Your instructions: Reproduce every entry exactly and leave its pictures out.

BEGIN

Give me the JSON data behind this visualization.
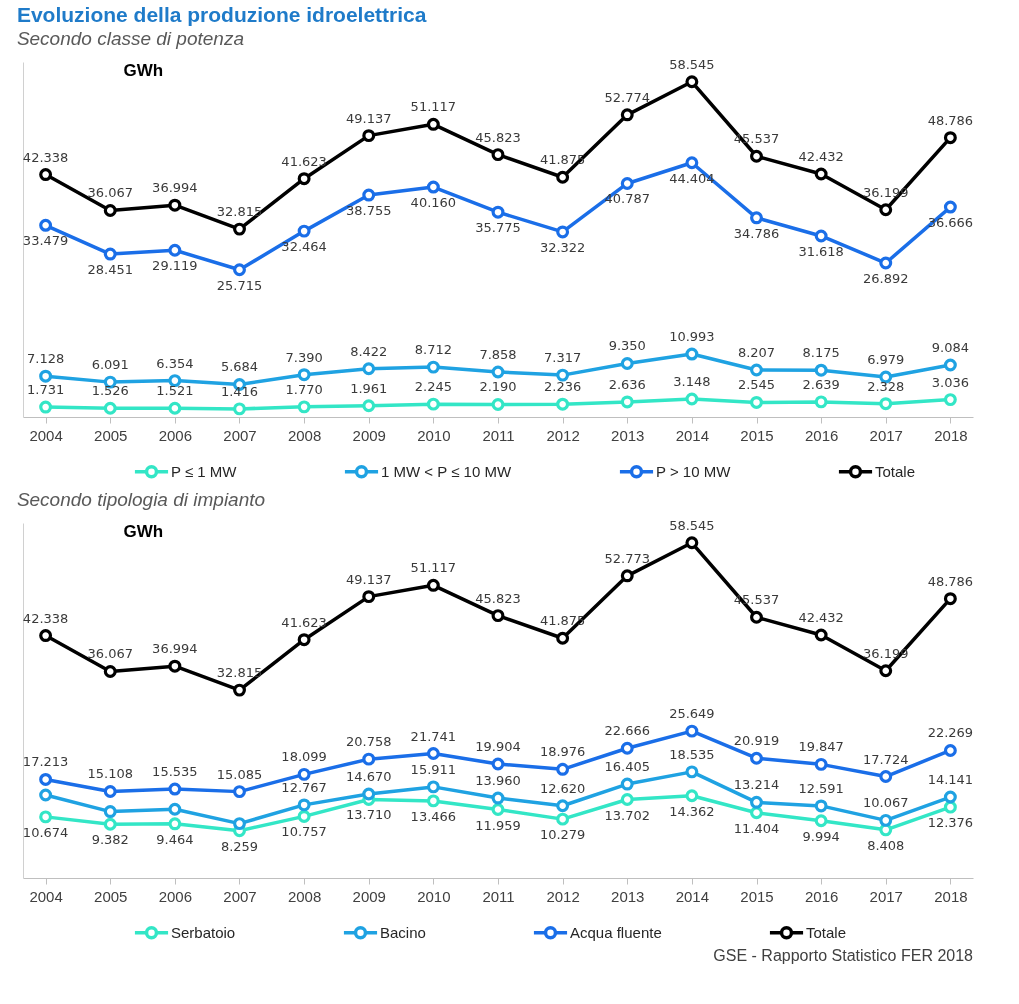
{
  "chart_data": [
    {
      "type": "line",
      "title": "Evoluzione della produzione idroelettrica",
      "subtitle": "Secondo classe di potenza",
      "ylabel": "GWh",
      "categories": [
        "2004",
        "2005",
        "2006",
        "2007",
        "2008",
        "2009",
        "2010",
        "2011",
        "2012",
        "2013",
        "2014",
        "2015",
        "2016",
        "2017",
        "2018"
      ],
      "ylim": [
        0,
        62000
      ],
      "marker": "circle",
      "line_style": "solid",
      "legend": "bottom",
      "tick_labels": "x",
      "series": [
        {
          "name": "P ≤ 1 MW",
          "color": "#33e6c6",
          "values": [
            1731,
            1526,
            1521,
            1416,
            1770,
            1961,
            2245,
            2190,
            2236,
            2636,
            3148,
            2545,
            2639,
            2328,
            3036
          ],
          "value_labels": [
            "1.731",
            "1.526",
            "1.521",
            "1.416",
            "1.770",
            "1.961",
            "2.245",
            "2.190",
            "2.236",
            "2.636",
            "3.148",
            "2.545",
            "2.639",
            "2.328",
            "3.036"
          ]
        },
        {
          "name": "1 MW < P ≤ 10 MW",
          "color": "#1fa2e2",
          "values": [
            7128,
            6091,
            6354,
            5684,
            7390,
            8422,
            8712,
            7858,
            7317,
            9350,
            10993,
            8207,
            8175,
            6979,
            9084
          ],
          "value_labels": [
            "7.128",
            "6.091",
            "6.354",
            "5.684",
            "7.390",
            "8.422",
            "8.712",
            "7.858",
            "7.317",
            "9.350",
            "10.993",
            "8.207",
            "8.175",
            "6.979",
            "9.084"
          ]
        },
        {
          "name": "P > 10 MW",
          "color": "#1a6ee8",
          "values": [
            33479,
            28451,
            29119,
            25715,
            32464,
            38755,
            40160,
            35775,
            32322,
            40787,
            44404,
            34786,
            31618,
            26892,
            36666
          ],
          "value_labels": [
            "33.479",
            "28.451",
            "29.119",
            "25.715",
            "32.464",
            "38.755",
            "40.160",
            "35.775",
            "32.322",
            "40.787",
            "44.404",
            "34.786",
            "31.618",
            "26.892",
            "36.666"
          ]
        },
        {
          "name": "Totale",
          "color": "#000000",
          "values": [
            42338,
            36067,
            36994,
            32815,
            41623,
            49137,
            51117,
            45823,
            41875,
            52774,
            58545,
            45537,
            42432,
            36199,
            48786
          ],
          "value_labels": [
            "42.338",
            "36.067",
            "36.994",
            "32.815",
            "41.623",
            "49.137",
            "51.117",
            "45.823",
            "41.875",
            "52.774",
            "58.545",
            "45.537",
            "42.432",
            "36.199",
            "48.786"
          ]
        }
      ]
    },
    {
      "type": "line",
      "subtitle": "Secondo tipologia di impianto",
      "ylabel": "GWh",
      "categories": [
        "2004",
        "2005",
        "2006",
        "2007",
        "2008",
        "2009",
        "2010",
        "2011",
        "2012",
        "2013",
        "2014",
        "2015",
        "2016",
        "2017",
        "2018"
      ],
      "ylim": [
        0,
        62000
      ],
      "marker": "circle",
      "line_style": "solid",
      "legend": "bottom",
      "tick_labels": "x",
      "annotations": [
        "GSE - Rapporto Statistico FER 2018"
      ],
      "series": [
        {
          "name": "Serbatoio",
          "color": "#33e6c6",
          "values": [
            10674,
            9382,
            9464,
            8259,
            10757,
            13710,
            13466,
            11959,
            10279,
            13702,
            14362,
            11404,
            9994,
            8408,
            12376
          ],
          "value_labels": [
            "10.674",
            "9.382",
            "9.464",
            "8.259",
            "10.757",
            "13.710",
            "13.466",
            "11.959",
            "10.279",
            "13.702",
            "14.362",
            "11.404",
            "9.994",
            "8.408",
            "12.376"
          ]
        },
        {
          "name": "Bacino",
          "color": "#1fa2e2",
          "values": [
            14500,
            11600,
            12000,
            9500,
            12767,
            14670,
            15911,
            13960,
            12620,
            16405,
            18535,
            13214,
            12591,
            10067,
            14141
          ],
          "value_labels": [
            null,
            null,
            null,
            null,
            "12.767",
            "14.670",
            "15.911",
            "13.960",
            "12.620",
            "16.405",
            "18.535",
            "13.214",
            "12.591",
            "10.067",
            "14.141"
          ]
        },
        {
          "name": "Acqua fluente",
          "color": "#1a6ee8",
          "values": [
            17213,
            15108,
            15535,
            15085,
            18099,
            20758,
            21741,
            19904,
            18976,
            22666,
            25649,
            20919,
            19847,
            17724,
            22269
          ],
          "value_labels": [
            "17.213",
            "15.108",
            "15.535",
            "15.085",
            "18.099",
            "20.758",
            "21.741",
            "19.904",
            "18.976",
            "22.666",
            "25.649",
            "20.919",
            "19.847",
            "17.724",
            "22.269"
          ]
        },
        {
          "name": "Totale",
          "color": "#000000",
          "values": [
            42338,
            36067,
            36994,
            32815,
            41623,
            49137,
            51117,
            45823,
            41875,
            52773,
            58545,
            45537,
            42432,
            36199,
            48786
          ],
          "value_labels": [
            "42.338",
            "36.067",
            "36.994",
            "32.815",
            "41.623",
            "49.137",
            "51.117",
            "45.823",
            "41.875",
            "52.773",
            "58.545",
            "45.537",
            "42.432",
            "36.199",
            "48.786"
          ]
        }
      ]
    }
  ]
}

END

Written solution:
Give me the JSON data behind this visualization.
{
  "chart_data": [
    {
      "type": "line",
      "title": "Evoluzione della produzione idroelettrica",
      "subtitle": "Secondo classe di potenza",
      "ylabel": "GWh",
      "categories": [
        "2004",
        "2005",
        "2006",
        "2007",
        "2008",
        "2009",
        "2010",
        "2011",
        "2012",
        "2013",
        "2014",
        "2015",
        "2016",
        "2017",
        "2018"
      ],
      "ylim": [
        0,
        62000
      ],
      "marker": "circle",
      "line_style": "solid",
      "legend": "bottom",
      "tick_labels": "x",
      "series": [
        {
          "name": "P ≤ 1 MW",
          "color": "#33e6c6",
          "values": [
            1731,
            1526,
            1521,
            1416,
            1770,
            1961,
            2245,
            2190,
            2236,
            2636,
            3148,
            2545,
            2639,
            2328,
            3036
          ],
          "value_labels": [
            "1.731",
            "1.526",
            "1.521",
            "1.416",
            "1.770",
            "1.961",
            "2.245",
            "2.190",
            "2.236",
            "2.636",
            "3.148",
            "2.545",
            "2.639",
            "2.328",
            "3.036"
          ]
        },
        {
          "name": "1 MW < P ≤ 10 MW",
          "color": "#1fa2e2",
          "values": [
            7128,
            6091,
            6354,
            5684,
            7390,
            8422,
            8712,
            7858,
            7317,
            9350,
            10993,
            8207,
            8175,
            6979,
            9084
          ],
          "value_labels": [
            "7.128",
            "6.091",
            "6.354",
            "5.684",
            "7.390",
            "8.422",
            "8.712",
            "7.858",
            "7.317",
            "9.350",
            "10.993",
            "8.207",
            "8.175",
            "6.979",
            "9.084"
          ]
        },
        {
          "name": "P > 10 MW",
          "color": "#1a6ee8",
          "values": [
            33479,
            28451,
            29119,
            25715,
            32464,
            38755,
            40160,
            35775,
            32322,
            40787,
            44404,
            34786,
            31618,
            26892,
            36666
          ],
          "value_labels": [
            "33.479",
            "28.451",
            "29.119",
            "25.715",
            "32.464",
            "38.755",
            "40.160",
            "35.775",
            "32.322",
            "40.787",
            "44.404",
            "34.786",
            "31.618",
            "26.892",
            "36.666"
          ]
        },
        {
          "name": "Totale",
          "color": "#000000",
          "values": [
            42338,
            36067,
            36994,
            32815,
            41623,
            49137,
            51117,
            45823,
            41875,
            52774,
            58545,
            45537,
            42432,
            36199,
            48786
          ],
          "value_labels": [
            "42.338",
            "36.067",
            "36.994",
            "32.815",
            "41.623",
            "49.137",
            "51.117",
            "45.823",
            "41.875",
            "52.774",
            "58.545",
            "45.537",
            "42.432",
            "36.199",
            "48.786"
          ]
        }
      ]
    },
    {
      "type": "line",
      "subtitle": "Secondo tipologia di impianto",
      "ylabel": "GWh",
      "categories": [
        "2004",
        "2005",
        "2006",
        "2007",
        "2008",
        "2009",
        "2010",
        "2011",
        "2012",
        "2013",
        "2014",
        "2015",
        "2016",
        "2017",
        "2018"
      ],
      "ylim": [
        0,
        62000
      ],
      "marker": "circle",
      "line_style": "solid",
      "legend": "bottom",
      "tick_labels": "x",
      "annotations": [
        "GSE - Rapporto Statistico FER 2018"
      ],
      "series": [
        {
          "name": "Serbatoio",
          "color": "#33e6c6",
          "values": [
            10674,
            9382,
            9464,
            8259,
            10757,
            13710,
            13466,
            11959,
            10279,
            13702,
            14362,
            11404,
            9994,
            8408,
            12376
          ],
          "value_labels": [
            "10.674",
            "9.382",
            "9.464",
            "8.259",
            "10.757",
            "13.710",
            "13.466",
            "11.959",
            "10.279",
            "13.702",
            "14.362",
            "11.404",
            "9.994",
            "8.408",
            "12.376"
          ]
        },
        {
          "name": "Bacino",
          "color": "#1fa2e2",
          "values": [
            14500,
            11600,
            12000,
            9500,
            12767,
            14670,
            15911,
            13960,
            12620,
            16405,
            18535,
            13214,
            12591,
            10067,
            14141
          ],
          "value_labels": [
            null,
            null,
            null,
            null,
            "12.767",
            "14.670",
            "15.911",
            "13.960",
            "12.620",
            "16.405",
            "18.535",
            "13.214",
            "12.591",
            "10.067",
            "14.141"
          ]
        },
        {
          "name": "Acqua fluente",
          "color": "#1a6ee8",
          "values": [
            17213,
            15108,
            15535,
            15085,
            18099,
            20758,
            21741,
            19904,
            18976,
            22666,
            25649,
            20919,
            19847,
            17724,
            22269
          ],
          "value_labels": [
            "17.213",
            "15.108",
            "15.535",
            "15.085",
            "18.099",
            "20.758",
            "21.741",
            "19.904",
            "18.976",
            "22.666",
            "25.649",
            "20.919",
            "19.847",
            "17.724",
            "22.269"
          ]
        },
        {
          "name": "Totale",
          "color": "#000000",
          "values": [
            42338,
            36067,
            36994,
            32815,
            41623,
            49137,
            51117,
            45823,
            41875,
            52773,
            58545,
            45537,
            42432,
            36199,
            48786
          ],
          "value_labels": [
            "42.338",
            "36.067",
            "36.994",
            "32.815",
            "41.623",
            "49.137",
            "51.117",
            "45.823",
            "41.875",
            "52.773",
            "58.545",
            "45.537",
            "42.432",
            "36.199",
            "48.786"
          ]
        }
      ]
    }
  ]
}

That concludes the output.